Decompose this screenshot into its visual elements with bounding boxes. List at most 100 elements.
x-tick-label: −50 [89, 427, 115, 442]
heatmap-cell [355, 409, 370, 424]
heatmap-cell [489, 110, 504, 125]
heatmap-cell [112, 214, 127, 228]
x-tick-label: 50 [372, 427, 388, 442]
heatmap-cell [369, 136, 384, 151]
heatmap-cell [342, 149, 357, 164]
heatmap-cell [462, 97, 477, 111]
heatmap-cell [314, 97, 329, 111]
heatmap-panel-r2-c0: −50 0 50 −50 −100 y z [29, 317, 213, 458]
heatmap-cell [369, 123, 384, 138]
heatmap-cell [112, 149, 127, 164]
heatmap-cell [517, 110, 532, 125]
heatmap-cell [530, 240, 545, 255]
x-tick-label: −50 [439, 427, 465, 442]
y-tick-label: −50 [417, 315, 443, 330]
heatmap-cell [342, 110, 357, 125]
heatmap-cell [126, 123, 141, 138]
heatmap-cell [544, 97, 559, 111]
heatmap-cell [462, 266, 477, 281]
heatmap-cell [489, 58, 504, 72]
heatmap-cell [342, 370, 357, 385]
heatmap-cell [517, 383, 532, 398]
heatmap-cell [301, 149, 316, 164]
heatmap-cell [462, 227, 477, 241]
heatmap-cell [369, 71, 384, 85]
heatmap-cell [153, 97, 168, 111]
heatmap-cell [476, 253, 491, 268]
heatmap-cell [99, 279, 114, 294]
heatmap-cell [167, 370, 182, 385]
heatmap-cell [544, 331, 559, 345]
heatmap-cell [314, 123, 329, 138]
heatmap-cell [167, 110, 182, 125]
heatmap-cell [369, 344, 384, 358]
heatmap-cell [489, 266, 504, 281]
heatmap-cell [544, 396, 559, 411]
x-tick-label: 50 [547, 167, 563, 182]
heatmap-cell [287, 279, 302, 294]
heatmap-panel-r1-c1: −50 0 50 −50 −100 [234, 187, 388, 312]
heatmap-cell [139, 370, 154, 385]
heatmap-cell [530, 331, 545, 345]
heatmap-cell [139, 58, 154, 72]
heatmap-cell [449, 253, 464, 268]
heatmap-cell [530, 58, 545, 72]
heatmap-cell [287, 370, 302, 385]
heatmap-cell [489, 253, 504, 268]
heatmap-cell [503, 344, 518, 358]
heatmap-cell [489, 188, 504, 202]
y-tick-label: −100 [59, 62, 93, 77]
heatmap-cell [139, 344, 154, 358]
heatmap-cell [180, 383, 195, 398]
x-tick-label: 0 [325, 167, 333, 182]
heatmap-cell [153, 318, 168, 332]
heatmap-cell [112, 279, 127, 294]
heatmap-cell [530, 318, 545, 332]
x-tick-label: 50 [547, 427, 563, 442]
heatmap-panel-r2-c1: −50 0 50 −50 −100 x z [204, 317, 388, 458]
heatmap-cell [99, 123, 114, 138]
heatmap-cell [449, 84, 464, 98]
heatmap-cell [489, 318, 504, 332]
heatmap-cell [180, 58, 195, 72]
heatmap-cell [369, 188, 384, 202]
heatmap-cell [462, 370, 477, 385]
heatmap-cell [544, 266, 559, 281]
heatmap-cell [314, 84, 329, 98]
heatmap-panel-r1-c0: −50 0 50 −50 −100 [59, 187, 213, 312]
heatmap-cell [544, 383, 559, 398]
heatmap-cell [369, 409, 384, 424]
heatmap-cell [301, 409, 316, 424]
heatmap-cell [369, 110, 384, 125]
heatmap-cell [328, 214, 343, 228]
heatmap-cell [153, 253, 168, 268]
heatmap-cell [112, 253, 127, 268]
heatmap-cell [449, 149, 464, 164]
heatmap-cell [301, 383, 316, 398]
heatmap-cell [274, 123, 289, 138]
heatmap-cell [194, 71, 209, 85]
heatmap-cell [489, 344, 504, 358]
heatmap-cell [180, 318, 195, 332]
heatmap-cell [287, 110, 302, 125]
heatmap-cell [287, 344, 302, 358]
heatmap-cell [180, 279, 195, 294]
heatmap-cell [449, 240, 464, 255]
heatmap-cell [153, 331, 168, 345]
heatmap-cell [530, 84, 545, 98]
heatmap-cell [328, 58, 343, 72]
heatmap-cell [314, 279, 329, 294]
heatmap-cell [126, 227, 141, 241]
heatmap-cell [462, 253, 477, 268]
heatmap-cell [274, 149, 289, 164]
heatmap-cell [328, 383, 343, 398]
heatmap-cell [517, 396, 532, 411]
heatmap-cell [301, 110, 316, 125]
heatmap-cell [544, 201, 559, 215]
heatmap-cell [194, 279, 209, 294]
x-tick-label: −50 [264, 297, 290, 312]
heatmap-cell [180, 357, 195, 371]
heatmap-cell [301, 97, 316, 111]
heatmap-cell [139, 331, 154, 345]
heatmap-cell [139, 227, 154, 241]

# # #

— Written task —
Pull out every line of the listing above that contains the string "panel". Case counts.

— Task result —
heatmap-panel-r2-c0: −50 0 50 −50 −100 y z [29, 317, 213, 458]
heatmap-panel-r1-c1: −50 0 50 −50 −100 [234, 187, 388, 312]
heatmap-panel-r2-c1: −50 0 50 −50 −100 x z [204, 317, 388, 458]
heatmap-panel-r1-c0: −50 0 50 −50 −100 [59, 187, 213, 312]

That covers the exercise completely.